- [Task brief]: Write the entries below out again exactly; any picture in them stays out.

### Supplied data

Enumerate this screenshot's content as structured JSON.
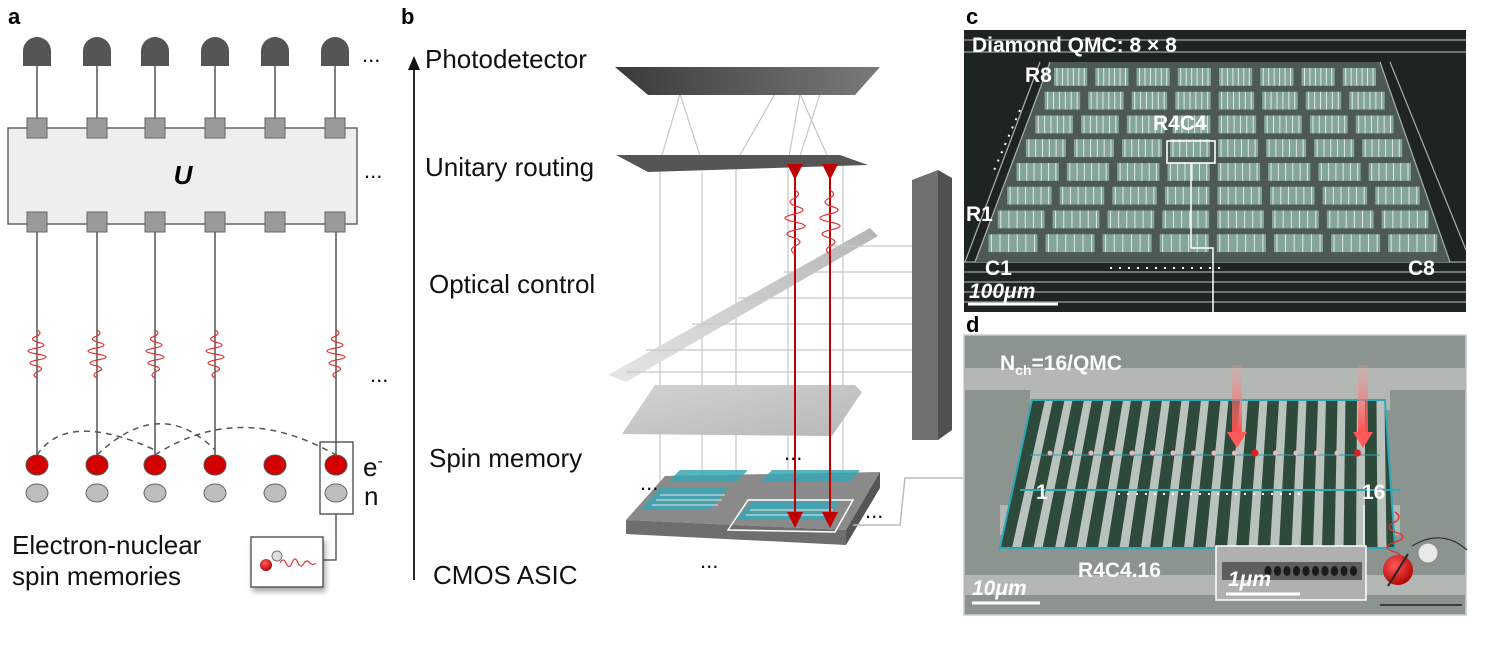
{
  "panels": {
    "a": "a",
    "b": "b",
    "c": "c",
    "d": "d"
  },
  "panel_a": {
    "unitary": "U",
    "ellipsis": "...",
    "electron": "e",
    "electron_sup": "-",
    "nuclear": "n",
    "memories_line1": "Electron-nuclear",
    "memories_line2": "spin memories"
  },
  "panel_b": {
    "layers": [
      "Photodetector",
      "Unitary routing",
      "Optical control",
      "Spin memory",
      "CMOS ASIC"
    ],
    "ellipsis": "..."
  },
  "panel_c": {
    "title": "Diamond QMC: 8 × 8",
    "row_top": "R8",
    "row_bottom": "R1",
    "col_left": "C1",
    "col_right": "C8",
    "highlight": "R4C4",
    "scale": "100μm"
  },
  "panel_d": {
    "nch_main": "N",
    "nch_sub": "ch",
    "nch_rest": "=16/QMC",
    "first": "1",
    "last": "16",
    "device": "R4C4.16",
    "scale": "10μm",
    "inset_scale": "1μm"
  },
  "colors": {
    "electron": "#d40000",
    "wave": "#e03030",
    "cyan": "#2aa7b8",
    "substrate": "#1f2a24"
  }
}
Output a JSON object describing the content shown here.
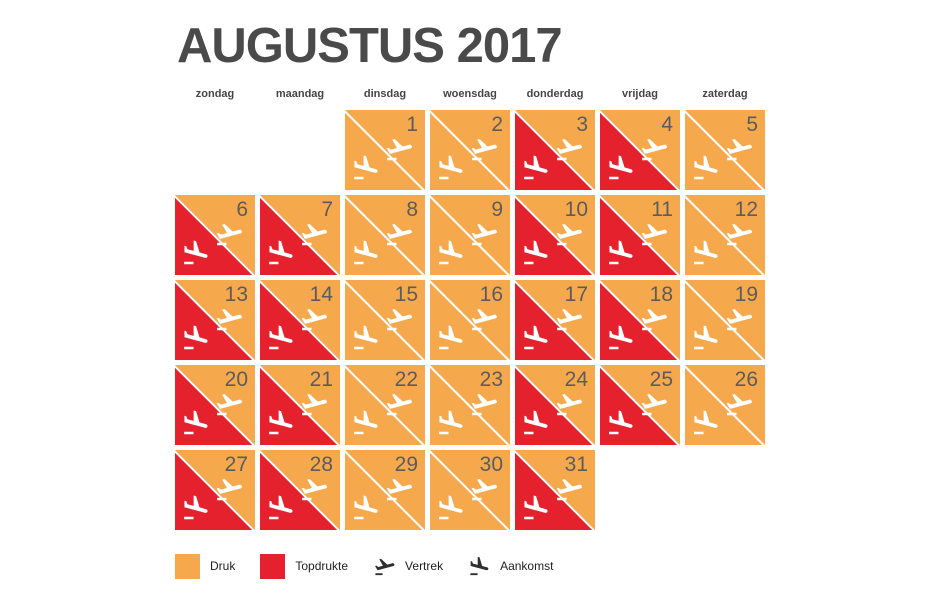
{
  "title": "AUGUSTUS 2017",
  "weekdays": [
    "zondag",
    "maandag",
    "dinsdag",
    "woensdag",
    "donderdag",
    "vrijdag",
    "zaterdag"
  ],
  "colors": {
    "druk": "#F6A94C",
    "topdrukte": "#E5212E",
    "title_text": "#4A4A4B",
    "day_number": "#5B5C5E",
    "legend_text": "#232021",
    "background": "#FFFFFF"
  },
  "calendar": {
    "month": "Augustus",
    "year": "2017",
    "first_day_column": 2,
    "days": [
      {
        "number": "1",
        "departure": "druk",
        "arrival": "druk"
      },
      {
        "number": "2",
        "departure": "druk",
        "arrival": "druk"
      },
      {
        "number": "3",
        "departure": "druk",
        "arrival": "topdrukte"
      },
      {
        "number": "4",
        "departure": "druk",
        "arrival": "topdrukte"
      },
      {
        "number": "5",
        "departure": "druk",
        "arrival": "druk"
      },
      {
        "number": "6",
        "departure": "druk",
        "arrival": "topdrukte"
      },
      {
        "number": "7",
        "departure": "druk",
        "arrival": "topdrukte"
      },
      {
        "number": "8",
        "departure": "druk",
        "arrival": "druk"
      },
      {
        "number": "9",
        "departure": "druk",
        "arrival": "druk"
      },
      {
        "number": "10",
        "departure": "druk",
        "arrival": "topdrukte"
      },
      {
        "number": "11",
        "departure": "druk",
        "arrival": "topdrukte"
      },
      {
        "number": "12",
        "departure": "druk",
        "arrival": "druk"
      },
      {
        "number": "13",
        "departure": "druk",
        "arrival": "topdrukte"
      },
      {
        "number": "14",
        "departure": "druk",
        "arrival": "topdrukte"
      },
      {
        "number": "15",
        "departure": "druk",
        "arrival": "druk"
      },
      {
        "number": "16",
        "departure": "druk",
        "arrival": "druk"
      },
      {
        "number": "17",
        "departure": "druk",
        "arrival": "topdrukte"
      },
      {
        "number": "18",
        "departure": "druk",
        "arrival": "topdrukte"
      },
      {
        "number": "19",
        "departure": "druk",
        "arrival": "druk"
      },
      {
        "number": "20",
        "departure": "druk",
        "arrival": "topdrukte"
      },
      {
        "number": "21",
        "departure": "druk",
        "arrival": "topdrukte"
      },
      {
        "number": "22",
        "departure": "druk",
        "arrival": "druk"
      },
      {
        "number": "23",
        "departure": "druk",
        "arrival": "druk"
      },
      {
        "number": "24",
        "departure": "druk",
        "arrival": "topdrukte"
      },
      {
        "number": "25",
        "departure": "druk",
        "arrival": "topdrukte"
      },
      {
        "number": "26",
        "departure": "druk",
        "arrival": "druk"
      },
      {
        "number": "27",
        "departure": "druk",
        "arrival": "topdrukte"
      },
      {
        "number": "28",
        "departure": "druk",
        "arrival": "topdrukte"
      },
      {
        "number": "29",
        "departure": "druk",
        "arrival": "druk"
      },
      {
        "number": "30",
        "departure": "druk",
        "arrival": "druk"
      },
      {
        "number": "31",
        "departure": "druk",
        "arrival": "topdrukte"
      }
    ]
  },
  "legend": {
    "items": [
      {
        "kind": "color",
        "color_key": "druk",
        "label": "Druk"
      },
      {
        "kind": "color",
        "color_key": "topdrukte",
        "label": "Topdrukte"
      },
      {
        "kind": "icon",
        "icon": "flight-takeoff-icon",
        "label": "Vertrek"
      },
      {
        "kind": "icon",
        "icon": "flight-land-icon",
        "label": "Aankomst"
      }
    ]
  },
  "chart_data": {
    "type": "heatmap",
    "title": "AUGUSTUS 2017",
    "description": "Calendar heatmap of airport crowd levels per day, split per day into Vertrek (departure, upper-right triangle) and Aankomst (arrival, lower-left triangle)",
    "weekday_columns": [
      "zondag",
      "maandag",
      "dinsdag",
      "woensdag",
      "donderdag",
      "vrijdag",
      "zaterdag"
    ],
    "categories": [
      "1",
      "2",
      "3",
      "4",
      "5",
      "6",
      "7",
      "8",
      "9",
      "10",
      "11",
      "12",
      "13",
      "14",
      "15",
      "16",
      "17",
      "18",
      "19",
      "20",
      "21",
      "22",
      "23",
      "24",
      "25",
      "26",
      "27",
      "28",
      "29",
      "30",
      "31"
    ],
    "series": [
      {
        "name": "Vertrek",
        "values": [
          "Druk",
          "Druk",
          "Druk",
          "Druk",
          "Druk",
          "Druk",
          "Druk",
          "Druk",
          "Druk",
          "Druk",
          "Druk",
          "Druk",
          "Druk",
          "Druk",
          "Druk",
          "Druk",
          "Druk",
          "Druk",
          "Druk",
          "Druk",
          "Druk",
          "Druk",
          "Druk",
          "Druk",
          "Druk",
          "Druk",
          "Druk",
          "Druk",
          "Druk",
          "Druk",
          "Druk"
        ]
      },
      {
        "name": "Aankomst",
        "values": [
          "Druk",
          "Druk",
          "Topdrukte",
          "Topdrukte",
          "Druk",
          "Topdrukte",
          "Topdrukte",
          "Druk",
          "Druk",
          "Topdrukte",
          "Topdrukte",
          "Druk",
          "Topdrukte",
          "Topdrukte",
          "Druk",
          "Druk",
          "Topdrukte",
          "Topdrukte",
          "Druk",
          "Topdrukte",
          "Topdrukte",
          "Druk",
          "Druk",
          "Topdrukte",
          "Topdrukte",
          "Druk",
          "Topdrukte",
          "Topdrukte",
          "Druk",
          "Druk",
          "Topdrukte"
        ]
      }
    ],
    "value_scale": {
      "Druk": "#F6A94C",
      "Topdrukte": "#E5212E"
    },
    "legend_position": "bottom"
  }
}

######

- [Response for this exercise]:
Enumerate this screenshot's content as structured JSON.
{
  "panels": {
    "a": "a",
    "b": "b",
    "c": "c",
    "d": "d"
  },
  "panel_a": {
    "unitary": "U",
    "ellipsis": "...",
    "electron": "e",
    "electron_sup": "-",
    "nuclear": "n",
    "memories_line1": "Electron-nuclear",
    "memories_line2": "spin memories"
  },
  "panel_b": {
    "layers": [
      "Photodetector",
      "Unitary routing",
      "Optical control",
      "Spin memory",
      "CMOS ASIC"
    ],
    "ellipsis": "..."
  },
  "panel_c": {
    "title": "Diamond QMC: 8 × 8",
    "row_top": "R8",
    "row_bottom": "R1",
    "col_left": "C1",
    "col_right": "C8",
    "highlight": "R4C4",
    "scale": "100μm"
  },
  "panel_d": {
    "nch_main": "N",
    "nch_sub": "ch",
    "nch_rest": "=16/QMC",
    "first": "1",
    "last": "16",
    "device": "R4C4.16",
    "scale": "10μm",
    "inset_scale": "1μm"
  },
  "colors": {
    "electron": "#d40000",
    "wave": "#e03030",
    "cyan": "#2aa7b8",
    "substrate": "#1f2a24"
  }
}
Output a JSON object describing the content shown here.
{
  "title": "AUGUSTUS 2017",
  "weekdays": [
    "zondag",
    "maandag",
    "dinsdag",
    "woensdag",
    "donderdag",
    "vrijdag",
    "zaterdag"
  ],
  "colors": {
    "druk": "#F6A94C",
    "topdrukte": "#E5212E",
    "title_text": "#4A4A4B",
    "day_number": "#5B5C5E",
    "legend_text": "#232021",
    "background": "#FFFFFF"
  },
  "calendar": {
    "month": "Augustus",
    "year": "2017",
    "first_day_column": 2,
    "days": [
      {
        "number": "1",
        "departure": "druk",
        "arrival": "druk"
      },
      {
        "number": "2",
        "departure": "druk",
        "arrival": "druk"
      },
      {
        "number": "3",
        "departure": "druk",
        "arrival": "topdrukte"
      },
      {
        "number": "4",
        "departure": "druk",
        "arrival": "topdrukte"
      },
      {
        "number": "5",
        "departure": "druk",
        "arrival": "druk"
      },
      {
        "number": "6",
        "departure": "druk",
        "arrival": "topdrukte"
      },
      {
        "number": "7",
        "departure": "druk",
        "arrival": "topdrukte"
      },
      {
        "number": "8",
        "departure": "druk",
        "arrival": "druk"
      },
      {
        "number": "9",
        "departure": "druk",
        "arrival": "druk"
      },
      {
        "number": "10",
        "departure": "druk",
        "arrival": "topdrukte"
      },
      {
        "number": "11",
        "departure": "druk",
        "arrival": "topdrukte"
      },
      {
        "number": "12",
        "departure": "druk",
        "arrival": "druk"
      },
      {
        "number": "13",
        "departure": "druk",
        "arrival": "topdrukte"
      },
      {
        "number": "14",
        "departure": "druk",
        "arrival": "topdrukte"
      },
      {
        "number": "15",
        "departure": "druk",
        "arrival": "druk"
      },
      {
        "number": "16",
        "departure": "druk",
        "arrival": "druk"
      },
      {
        "number": "17",
        "departure": "druk",
        "arrival": "topdrukte"
      },
      {
        "number": "18",
        "departure": "druk",
        "arrival": "topdrukte"
      },
      {
        "number": "19",
        "departure": "druk",
        "arrival": "druk"
      },
      {
        "number": "20",
        "departure": "druk",
        "arrival": "topdrukte"
      },
      {
        "number": "21",
        "departure": "druk",
        "arrival": "topdrukte"
      },
      {
        "number": "22",
        "departure": "druk",
        "arrival": "druk"
      },
      {
        "number": "23",
        "departure": "druk",
        "arrival": "druk"
      },
      {
        "number": "24",
        "departure": "druk",
        "arrival": "topdrukte"
      },
      {
        "number": "25",
        "departure": "druk",
        "arrival": "topdrukte"
      },
      {
        "number": "26",
        "departure": "druk",
        "arrival": "druk"
      },
      {
        "number": "27",
        "departure": "druk",
        "arrival": "topdrukte"
      },
      {
        "number": "28",
        "departure": "druk",
        "arrival": "topdrukte"
      },
      {
        "number": "29",
        "departure": "druk",
        "arrival": "druk"
      },
      {
        "number": "30",
        "departure": "druk",
        "arrival": "druk"
      },
      {
        "number": "31",
        "departure": "druk",
        "arrival": "topdrukte"
      }
    ]
  },
  "legend": {
    "items": [
      {
        "kind": "color",
        "color_key": "druk",
        "label": "Druk"
      },
      {
        "kind": "color",
        "color_key": "topdrukte",
        "label": "Topdrukte"
      },
      {
        "kind": "icon",
        "icon": "flight-takeoff-icon",
        "label": "Vertrek"
      },
      {
        "kind": "icon",
        "icon": "flight-land-icon",
        "label": "Aankomst"
      }
    ]
  },
  "chart_data": {
    "type": "heatmap",
    "title": "AUGUSTUS 2017",
    "description": "Calendar heatmap of airport crowd levels per day, split per day into Vertrek (departure, upper-right triangle) and Aankomst (arrival, lower-left triangle)",
    "weekday_columns": [
      "zondag",
      "maandag",
      "dinsdag",
      "woensdag",
      "donderdag",
      "vrijdag",
      "zaterdag"
    ],
    "categories": [
      "1",
      "2",
      "3",
      "4",
      "5",
      "6",
      "7",
      "8",
      "9",
      "10",
      "11",
      "12",
      "13",
      "14",
      "15",
      "16",
      "17",
      "18",
      "19",
      "20",
      "21",
      "22",
      "23",
      "24",
      "25",
      "26",
      "27",
      "28",
      "29",
      "30",
      "31"
    ],
    "series": [
      {
        "name": "Vertrek",
        "values": [
          "Druk",
          "Druk",
          "Druk",
          "Druk",
          "Druk",
          "Druk",
          "Druk",
          "Druk",
          "Druk",
          "Druk",
          "Druk",
          "Druk",
          "Druk",
          "Druk",
          "Druk",
          "Druk",
          "Druk",
          "Druk",
          "Druk",
          "Druk",
          "Druk",
          "Druk",
          "Druk",
          "Druk",
          "Druk",
          "Druk",
          "Druk",
          "Druk",
          "Druk",
          "Druk",
          "Druk"
        ]
      },
      {
        "name": "Aankomst",
        "values": [
          "Druk",
          "Druk",
          "Topdrukte",
          "Topdrukte",
          "Druk",
          "Topdrukte",
          "Topdrukte",
          "Druk",
          "Druk",
          "Topdrukte",
          "Topdrukte",
          "Druk",
          "Topdrukte",
          "Topdrukte",
          "Druk",
          "Druk",
          "Topdrukte",
          "Topdrukte",
          "Druk",
          "Topdrukte",
          "Topdrukte",
          "Druk",
          "Druk",
          "Topdrukte",
          "Topdrukte",
          "Druk",
          "Topdrukte",
          "Topdrukte",
          "Druk",
          "Druk",
          "Topdrukte"
        ]
      }
    ],
    "value_scale": {
      "Druk": "#F6A94C",
      "Topdrukte": "#E5212E"
    },
    "legend_position": "bottom"
  }
}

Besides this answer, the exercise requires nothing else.